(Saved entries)
start
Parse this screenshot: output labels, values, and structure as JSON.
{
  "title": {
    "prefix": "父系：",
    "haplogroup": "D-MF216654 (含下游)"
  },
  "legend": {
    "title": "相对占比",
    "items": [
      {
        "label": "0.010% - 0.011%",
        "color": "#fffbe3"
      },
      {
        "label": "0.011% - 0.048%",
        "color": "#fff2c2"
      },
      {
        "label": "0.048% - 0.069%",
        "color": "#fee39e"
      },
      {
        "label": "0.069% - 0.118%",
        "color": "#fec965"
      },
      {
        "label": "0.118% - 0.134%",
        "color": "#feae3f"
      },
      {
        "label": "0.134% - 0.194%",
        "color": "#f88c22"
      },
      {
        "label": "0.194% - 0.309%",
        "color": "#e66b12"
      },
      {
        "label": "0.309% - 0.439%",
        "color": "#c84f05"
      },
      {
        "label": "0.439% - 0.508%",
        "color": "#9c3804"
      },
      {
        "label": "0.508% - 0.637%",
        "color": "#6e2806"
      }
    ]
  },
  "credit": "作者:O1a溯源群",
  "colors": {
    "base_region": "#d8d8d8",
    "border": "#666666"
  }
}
end
→ EXERCISE:
Restate every line of the data word for word.

→ WORKED SOLUTION:
Parse this screenshot: output labels, values, and structure as JSON.
{
  "title": {
    "prefix": "父系：",
    "haplogroup": "D-MF216654 (含下游)"
  },
  "legend": {
    "title": "相对占比",
    "items": [
      {
        "label": "0.010% - 0.011%",
        "color": "#fffbe3"
      },
      {
        "label": "0.011% - 0.048%",
        "color": "#fff2c2"
      },
      {
        "label": "0.048% - 0.069%",
        "color": "#fee39e"
      },
      {
        "label": "0.069% - 0.118%",
        "color": "#fec965"
      },
      {
        "label": "0.118% - 0.134%",
        "color": "#feae3f"
      },
      {
        "label": "0.134% - 0.194%",
        "color": "#f88c22"
      },
      {
        "label": "0.194% - 0.309%",
        "color": "#e66b12"
      },
      {
        "label": "0.309% - 0.439%",
        "color": "#c84f05"
      },
      {
        "label": "0.439% - 0.508%",
        "color": "#9c3804"
      },
      {
        "label": "0.508% - 0.637%",
        "color": "#6e2806"
      }
    ]
  },
  "credit": "作者:O1a溯源群",
  "colors": {
    "base_region": "#d8d8d8",
    "border": "#666666"
  }
}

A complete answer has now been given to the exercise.